Task objective - Track down the lines that contain "structure" and copy them.

○ ○ ○ ○ ○

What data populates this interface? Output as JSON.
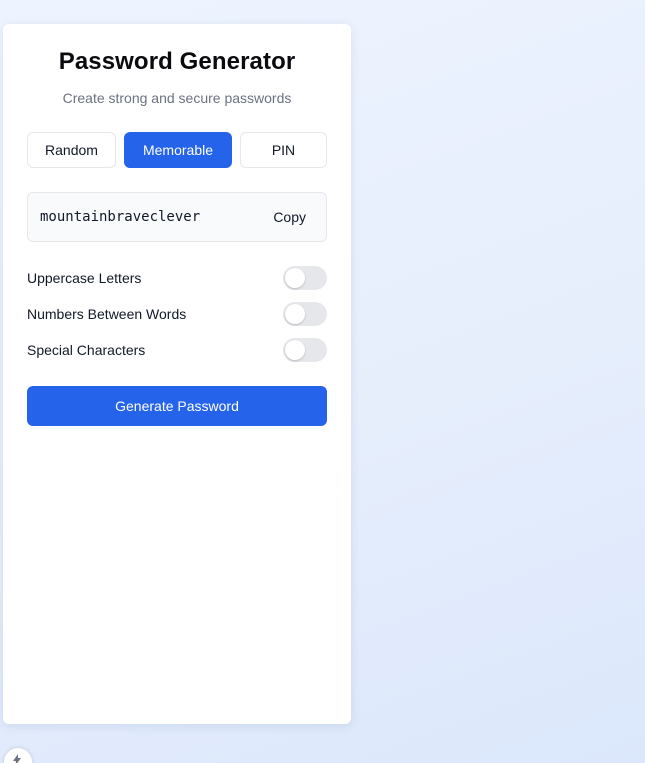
{
  "header": {
    "title": "Password Generator",
    "subtitle": "Create strong and secure passwords"
  },
  "modes": {
    "random": "Random",
    "memorable": "Memorable",
    "pin": "PIN",
    "selected": "Memorable"
  },
  "password": {
    "value": "mountainbraveclever",
    "copy_label": "Copy"
  },
  "options": [
    {
      "label": "Uppercase Letters",
      "enabled": false
    },
    {
      "label": "Numbers Between Words",
      "enabled": false
    },
    {
      "label": "Special Characters",
      "enabled": false
    }
  ],
  "actions": {
    "generate_label": "Generate Password"
  },
  "colors": {
    "accent": "#2563eb",
    "toggle_off": "#e5e7eb"
  }
}
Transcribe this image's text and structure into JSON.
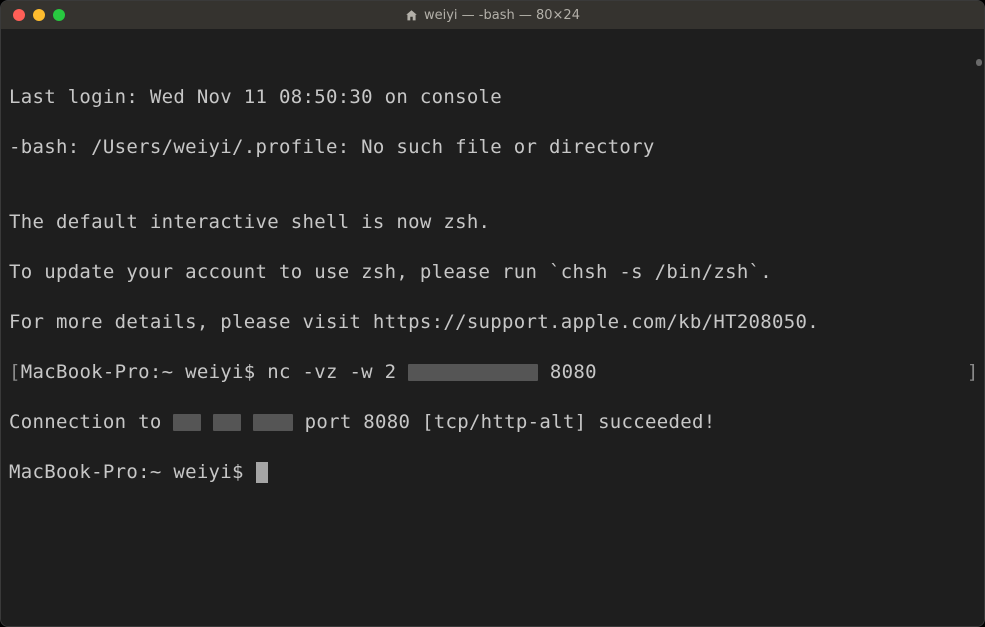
{
  "window": {
    "title": "weiyi — -bash — 80×24"
  },
  "terminal": {
    "line1": "Last login: Wed Nov 11 08:50:30 on console",
    "line2": "-bash: /Users/weiyi/.profile: No such file or directory",
    "blank": "",
    "line3": "The default interactive shell is now zsh.",
    "line4": "To update your account to use zsh, please run `chsh -s /bin/zsh`.",
    "line5": "For more details, please visit https://support.apple.com/kb/HT208050.",
    "prompt1_a": "MacBook-Pro:~ weiyi$ nc -vz -w 2 ",
    "prompt1_b": " 8080",
    "result_a": "Connection to ",
    "result_b": " port 8080 [tcp/http-alt] succeeded!",
    "prompt2": "MacBook-Pro:~ weiyi$ "
  }
}
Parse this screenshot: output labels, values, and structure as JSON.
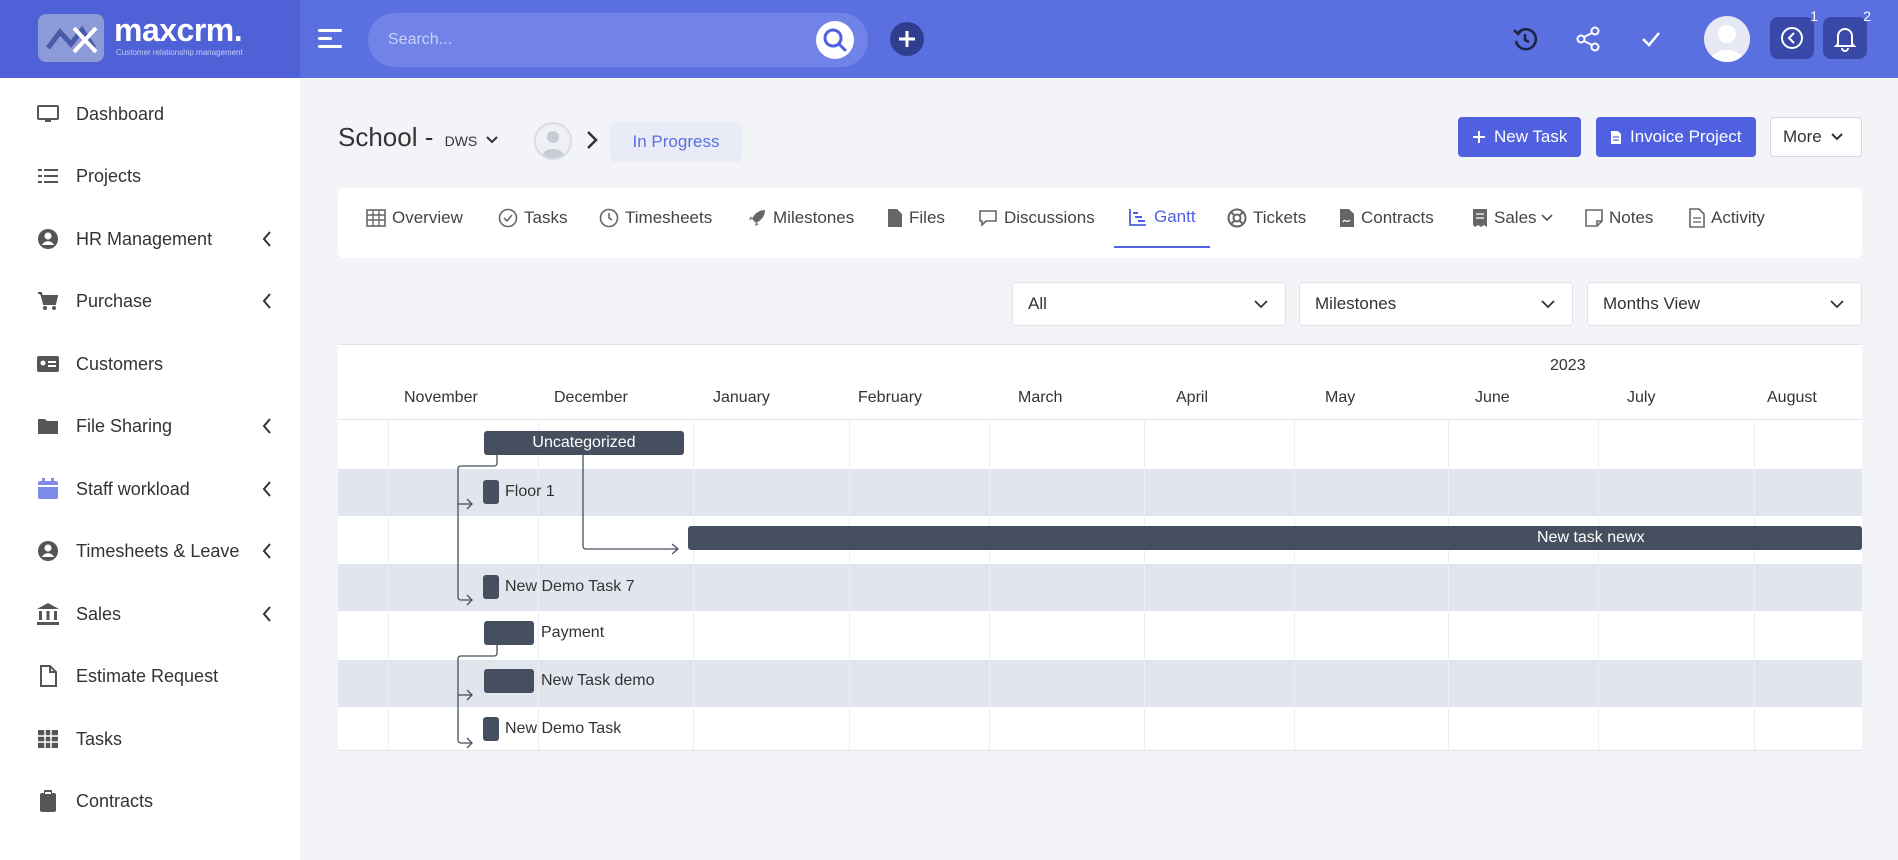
{
  "app": {
    "name": "maxcrm.",
    "tagline": "Customer relationship management"
  },
  "header": {
    "search_placeholder": "Search...",
    "timers_badge": "1",
    "notifications_badge": "2"
  },
  "sidebar": {
    "items": [
      {
        "label": "Dashboard",
        "icon": "monitor-icon",
        "has_submenu": false
      },
      {
        "label": "Projects",
        "icon": "list-icon",
        "has_submenu": false
      },
      {
        "label": "HR Management",
        "icon": "user-circle-icon",
        "has_submenu": true
      },
      {
        "label": "Purchase",
        "icon": "cart-icon",
        "has_submenu": true
      },
      {
        "label": "Customers",
        "icon": "id-card-icon",
        "has_submenu": false
      },
      {
        "label": "File Sharing",
        "icon": "folder-icon",
        "has_submenu": true
      },
      {
        "label": "Staff workload",
        "icon": "calendar-icon",
        "has_submenu": true
      },
      {
        "label": "Timesheets & Leave",
        "icon": "user-circle-icon",
        "has_submenu": true
      },
      {
        "label": "Sales",
        "icon": "bank-icon",
        "has_submenu": true
      },
      {
        "label": "Estimate Request",
        "icon": "file-icon",
        "has_submenu": false
      },
      {
        "label": "Tasks",
        "icon": "table-icon",
        "has_submenu": false
      },
      {
        "label": "Contracts",
        "icon": "clipboard-icon",
        "has_submenu": false
      }
    ]
  },
  "project": {
    "title": "School - ",
    "code": "DWS",
    "status": "In Progress"
  },
  "actions": {
    "new_task": "New Task",
    "invoice_project": "Invoice Project",
    "more": "More"
  },
  "tabs": [
    {
      "label": "Overview",
      "icon": "table-icon"
    },
    {
      "label": "Tasks",
      "icon": "check-circle-icon"
    },
    {
      "label": "Timesheets",
      "icon": "clock-icon"
    },
    {
      "label": "Milestones",
      "icon": "rocket-icon"
    },
    {
      "label": "Files",
      "icon": "file-icon"
    },
    {
      "label": "Discussions",
      "icon": "comment-icon"
    },
    {
      "label": "Gantt",
      "icon": "gantt-icon",
      "active": true
    },
    {
      "label": "Tickets",
      "icon": "lifebuoy-icon"
    },
    {
      "label": "Contracts",
      "icon": "contract-icon"
    },
    {
      "label": "Sales",
      "icon": "receipt-icon",
      "dropdown": true
    },
    {
      "label": "Notes",
      "icon": "note-icon"
    },
    {
      "label": "Activity",
      "icon": "document-icon"
    }
  ],
  "filters": {
    "type": "All",
    "group_by": "Milestones",
    "view": "Months View"
  },
  "gantt": {
    "year": "2023",
    "months": [
      "November",
      "December",
      "January",
      "February",
      "March",
      "April",
      "May",
      "June",
      "July",
      "August"
    ],
    "rows": [
      {
        "label": "Uncategorized",
        "kind": "group"
      },
      {
        "label": "Floor 1",
        "kind": "task"
      },
      {
        "label": "New task newx",
        "kind": "task"
      },
      {
        "label": "New Demo Task 7",
        "kind": "task"
      },
      {
        "label": "Payment",
        "kind": "group"
      },
      {
        "label": "New Task demo",
        "kind": "task"
      },
      {
        "label": "New Demo Task",
        "kind": "task"
      }
    ]
  },
  "colors": {
    "header": "#5a6fe0",
    "primary": "#4f61e0",
    "bar": "#454f5f",
    "row_band": "#e1e5ee"
  }
}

○ ○ ○ ○ ○

In response -
Transcribe this image's text and structure into JSON.
Parse this screenshot: output labels, values, and structure as JSON.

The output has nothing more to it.